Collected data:
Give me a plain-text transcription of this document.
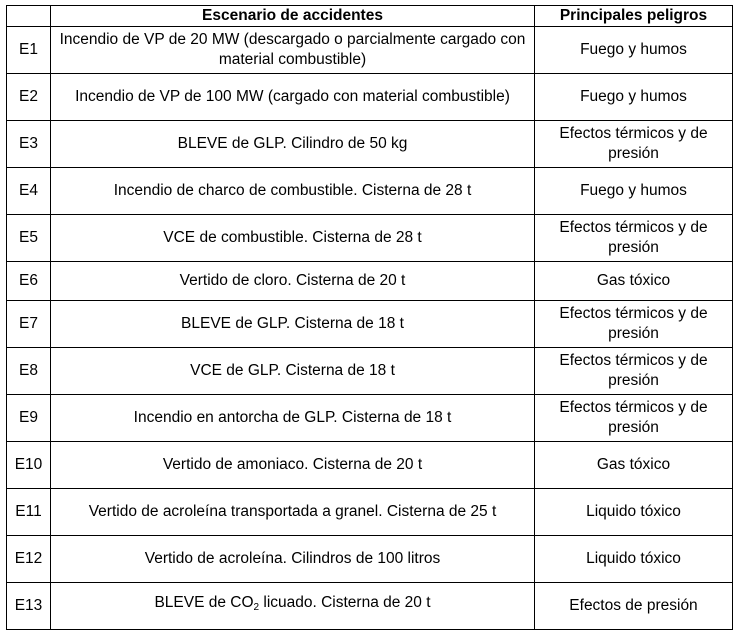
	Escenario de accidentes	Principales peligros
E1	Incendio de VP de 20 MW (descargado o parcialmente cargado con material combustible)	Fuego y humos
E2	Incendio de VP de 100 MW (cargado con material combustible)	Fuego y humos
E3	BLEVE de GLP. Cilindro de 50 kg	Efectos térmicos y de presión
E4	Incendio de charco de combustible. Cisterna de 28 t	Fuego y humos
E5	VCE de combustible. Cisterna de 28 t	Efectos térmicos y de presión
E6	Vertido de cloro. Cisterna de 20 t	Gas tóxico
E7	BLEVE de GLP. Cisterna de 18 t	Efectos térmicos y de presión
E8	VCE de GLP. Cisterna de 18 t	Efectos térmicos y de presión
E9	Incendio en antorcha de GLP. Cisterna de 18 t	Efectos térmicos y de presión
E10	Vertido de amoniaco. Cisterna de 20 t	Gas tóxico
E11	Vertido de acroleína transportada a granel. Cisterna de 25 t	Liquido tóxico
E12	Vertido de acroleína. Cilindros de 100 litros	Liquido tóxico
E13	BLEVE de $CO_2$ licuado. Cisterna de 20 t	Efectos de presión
---
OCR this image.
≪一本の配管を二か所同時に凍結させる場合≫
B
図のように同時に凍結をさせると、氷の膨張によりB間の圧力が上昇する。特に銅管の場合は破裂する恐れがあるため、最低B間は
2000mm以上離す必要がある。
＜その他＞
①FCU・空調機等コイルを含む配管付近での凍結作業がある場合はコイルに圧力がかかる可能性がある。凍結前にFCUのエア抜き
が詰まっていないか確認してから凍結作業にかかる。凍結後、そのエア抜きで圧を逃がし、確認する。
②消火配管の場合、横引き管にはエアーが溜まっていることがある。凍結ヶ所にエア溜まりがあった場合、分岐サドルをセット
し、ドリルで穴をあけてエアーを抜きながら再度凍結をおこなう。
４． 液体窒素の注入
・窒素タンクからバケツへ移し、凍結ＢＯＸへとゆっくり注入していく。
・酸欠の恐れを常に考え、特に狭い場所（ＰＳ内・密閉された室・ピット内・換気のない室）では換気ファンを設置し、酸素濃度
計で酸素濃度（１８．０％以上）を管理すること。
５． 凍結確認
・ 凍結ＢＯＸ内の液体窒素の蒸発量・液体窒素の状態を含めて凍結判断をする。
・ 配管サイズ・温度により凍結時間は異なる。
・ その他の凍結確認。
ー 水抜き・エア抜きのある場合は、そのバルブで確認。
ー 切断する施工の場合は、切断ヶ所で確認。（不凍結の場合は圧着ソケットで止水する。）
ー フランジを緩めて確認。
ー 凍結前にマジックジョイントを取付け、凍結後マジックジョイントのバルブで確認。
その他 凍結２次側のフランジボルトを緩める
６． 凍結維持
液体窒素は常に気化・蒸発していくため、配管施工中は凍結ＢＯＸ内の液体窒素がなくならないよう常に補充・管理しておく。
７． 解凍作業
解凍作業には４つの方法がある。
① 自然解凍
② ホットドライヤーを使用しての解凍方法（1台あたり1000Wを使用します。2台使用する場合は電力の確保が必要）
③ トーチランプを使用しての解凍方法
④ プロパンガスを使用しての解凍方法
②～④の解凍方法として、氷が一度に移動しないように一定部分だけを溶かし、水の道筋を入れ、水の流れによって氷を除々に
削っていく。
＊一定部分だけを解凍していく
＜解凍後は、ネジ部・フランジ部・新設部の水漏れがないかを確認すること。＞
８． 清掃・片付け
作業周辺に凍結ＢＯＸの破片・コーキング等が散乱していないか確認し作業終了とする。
---
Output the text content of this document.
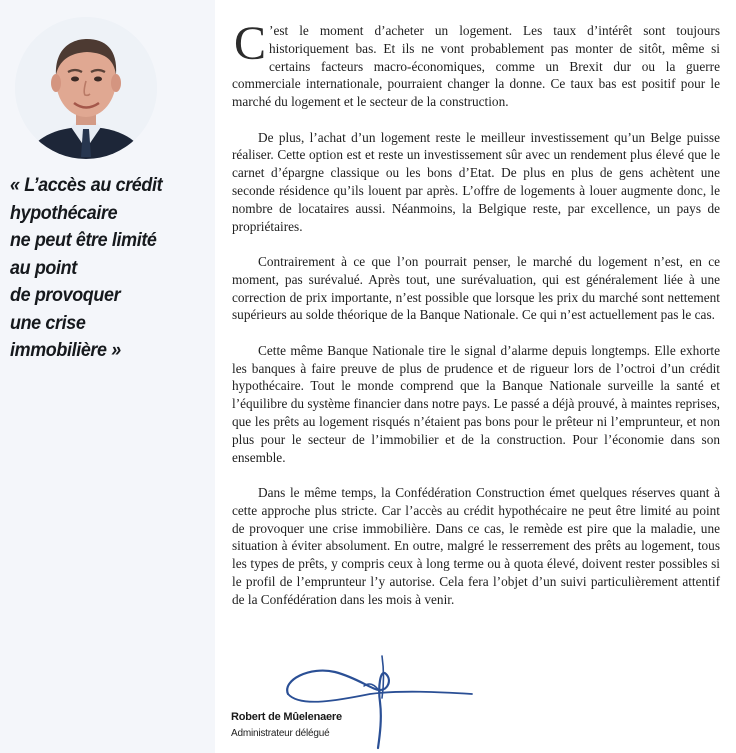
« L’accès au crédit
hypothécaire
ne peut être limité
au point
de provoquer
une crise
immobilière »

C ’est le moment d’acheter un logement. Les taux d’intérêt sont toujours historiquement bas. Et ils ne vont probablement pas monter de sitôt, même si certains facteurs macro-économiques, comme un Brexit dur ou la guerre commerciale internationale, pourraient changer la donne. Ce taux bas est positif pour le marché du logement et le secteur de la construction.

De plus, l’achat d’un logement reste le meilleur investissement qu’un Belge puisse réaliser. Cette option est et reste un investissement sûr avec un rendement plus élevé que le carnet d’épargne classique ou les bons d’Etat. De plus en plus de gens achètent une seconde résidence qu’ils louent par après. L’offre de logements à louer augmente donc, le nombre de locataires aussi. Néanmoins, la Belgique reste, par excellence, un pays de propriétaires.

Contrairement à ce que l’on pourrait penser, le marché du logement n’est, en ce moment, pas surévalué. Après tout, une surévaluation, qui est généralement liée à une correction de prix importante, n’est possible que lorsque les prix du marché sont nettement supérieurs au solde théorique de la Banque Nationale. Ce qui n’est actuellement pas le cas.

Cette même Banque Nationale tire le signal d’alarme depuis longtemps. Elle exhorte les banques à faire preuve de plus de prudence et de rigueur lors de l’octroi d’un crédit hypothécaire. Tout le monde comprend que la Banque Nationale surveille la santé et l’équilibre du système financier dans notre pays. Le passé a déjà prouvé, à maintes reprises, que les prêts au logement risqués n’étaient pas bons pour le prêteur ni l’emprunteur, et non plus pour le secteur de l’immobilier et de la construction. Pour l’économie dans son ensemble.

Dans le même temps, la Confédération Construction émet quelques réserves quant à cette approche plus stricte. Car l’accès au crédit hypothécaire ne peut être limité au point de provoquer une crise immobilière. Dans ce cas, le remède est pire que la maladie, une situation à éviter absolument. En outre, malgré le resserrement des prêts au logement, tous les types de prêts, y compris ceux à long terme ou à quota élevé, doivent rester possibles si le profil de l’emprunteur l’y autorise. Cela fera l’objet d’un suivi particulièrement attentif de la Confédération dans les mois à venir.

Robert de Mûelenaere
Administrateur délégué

Task prompt: Which lines above hold the word "élevé"? Copy each of them.

Solution to the exercise:
De plus, l’achat d’un logement reste le meilleur investissement qu’un Belge puisse réaliser. Cette option est et reste un investissement sûr avec un rendement plus élevé que le carnet d’épargne classique ou les bons d’Etat. De plus en plus de gens achètent une seconde résidence qu’ils louent par après. L’offre de logements à louer augmente donc, le nombre de locataires aussi. Néanmoins, la Belgique reste, par excellence, un pays de propriétaires.
Dans le même temps, la Confédération Construction émet quelques réserves quant à cette approche plus stricte. Car l’accès au crédit hypothécaire ne peut être limité au point de provoquer une crise immobilière. Dans ce cas, le remède est pire que la maladie, une situation à éviter absolument. En outre, malgré le resserrement des prêts au logement, tous les types de prêts, y compris ceux à long terme ou à quota élevé, doivent rester possibles si le profil de l’emprunteur l’y autorise. Cela fera l’objet d’un suivi particulièrement attentif de la Confédération dans les mois à venir.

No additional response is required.